*Tugas yang diberikan 1*.
Menurut potongan dokumen tentang hak cipta atas street art, apa tipe penelitian yang digunakan?

*Potongan dokumen*.
===============

Tipe penelitian dalam tulisan ini adalah penelitian normatif untuk menemukan jawaban dari rumusan masalah tentang hak cipta atas street art yang dibuat tanpa izin pemilik properti serta kepemilikan atas street art yang melekat di properti milik privat. Tulisan ini menggunakan 4 (empat) macam pendekatan yaitu statute approach, comparative approach, case approach, dan conceptual approach. Tulisan ini menggunakan bahan hukum primer berupa peraturan perundang-undangan dan putusan Tierney vs Moschino, Cohen vs G&M Realty L.P, Mitchell Bros vs. Cinema Adult Theater, Putusan Pengadilan Federal Jerman tanggal 23 Februari 1995 Nomor I ZR 68/93, bahan hukum sekunder berupa buku dan jurnal hukum, serta bahan hukum lainnya berupa internet.

===============

[Rangkaian catatan]
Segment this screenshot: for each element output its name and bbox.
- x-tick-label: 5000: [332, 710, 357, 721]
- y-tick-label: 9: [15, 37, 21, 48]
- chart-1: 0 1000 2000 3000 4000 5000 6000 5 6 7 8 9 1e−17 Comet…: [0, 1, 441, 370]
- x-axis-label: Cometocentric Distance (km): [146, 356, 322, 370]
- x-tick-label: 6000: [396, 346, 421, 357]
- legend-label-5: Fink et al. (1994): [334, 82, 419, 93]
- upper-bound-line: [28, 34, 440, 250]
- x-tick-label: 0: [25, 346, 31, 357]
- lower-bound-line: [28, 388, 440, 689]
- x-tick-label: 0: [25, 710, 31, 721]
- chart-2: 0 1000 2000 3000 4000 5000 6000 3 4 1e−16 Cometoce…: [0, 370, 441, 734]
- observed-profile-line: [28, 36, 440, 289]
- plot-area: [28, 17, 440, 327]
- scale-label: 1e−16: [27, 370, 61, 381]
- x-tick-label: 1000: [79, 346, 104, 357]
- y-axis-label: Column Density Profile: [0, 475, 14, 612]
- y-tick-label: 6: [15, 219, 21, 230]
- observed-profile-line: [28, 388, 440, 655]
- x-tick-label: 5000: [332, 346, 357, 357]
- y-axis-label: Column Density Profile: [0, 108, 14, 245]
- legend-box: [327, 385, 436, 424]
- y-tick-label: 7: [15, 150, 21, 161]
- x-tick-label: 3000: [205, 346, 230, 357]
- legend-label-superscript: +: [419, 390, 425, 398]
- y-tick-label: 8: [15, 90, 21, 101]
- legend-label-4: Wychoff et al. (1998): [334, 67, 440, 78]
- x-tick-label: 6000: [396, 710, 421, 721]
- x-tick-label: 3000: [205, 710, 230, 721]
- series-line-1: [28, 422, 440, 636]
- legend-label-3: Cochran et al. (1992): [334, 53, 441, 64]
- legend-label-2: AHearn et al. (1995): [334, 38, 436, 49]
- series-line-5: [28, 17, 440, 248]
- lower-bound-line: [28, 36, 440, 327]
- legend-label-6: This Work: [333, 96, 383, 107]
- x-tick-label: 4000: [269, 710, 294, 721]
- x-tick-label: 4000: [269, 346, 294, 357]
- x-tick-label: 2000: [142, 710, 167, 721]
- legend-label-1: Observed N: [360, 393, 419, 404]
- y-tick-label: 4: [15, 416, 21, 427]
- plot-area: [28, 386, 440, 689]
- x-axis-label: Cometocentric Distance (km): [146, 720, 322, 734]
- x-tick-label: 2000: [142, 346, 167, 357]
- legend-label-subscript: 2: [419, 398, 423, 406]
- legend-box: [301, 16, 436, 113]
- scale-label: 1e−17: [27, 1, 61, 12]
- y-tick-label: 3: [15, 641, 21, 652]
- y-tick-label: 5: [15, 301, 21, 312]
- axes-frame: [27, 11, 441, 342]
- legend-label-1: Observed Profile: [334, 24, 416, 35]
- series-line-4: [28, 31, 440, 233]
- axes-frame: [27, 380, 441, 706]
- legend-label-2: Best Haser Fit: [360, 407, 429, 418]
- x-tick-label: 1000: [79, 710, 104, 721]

===============

*Tugas yang diberikan 2*.
Ketik ulang persis bagian catatan dari awal catatan sampai baris yang memuat "- chart-1: 0", termasuk baris itu sendiri.

*Jawaban lengkap 1*.
Penelitian normatif.

*Jawaban lengkap 2*.
Segment this screenshot: for each element output its name and bbox.
- x-tick-label: 5000: [332, 710, 357, 721]
- y-tick-label: 9: [15, 37, 21, 48]
- chart-1: 0 1000 2000 3000 4000 5000 6000 5 6 7 8 9 1e−17 Comet…: [0, 1, 441, 370]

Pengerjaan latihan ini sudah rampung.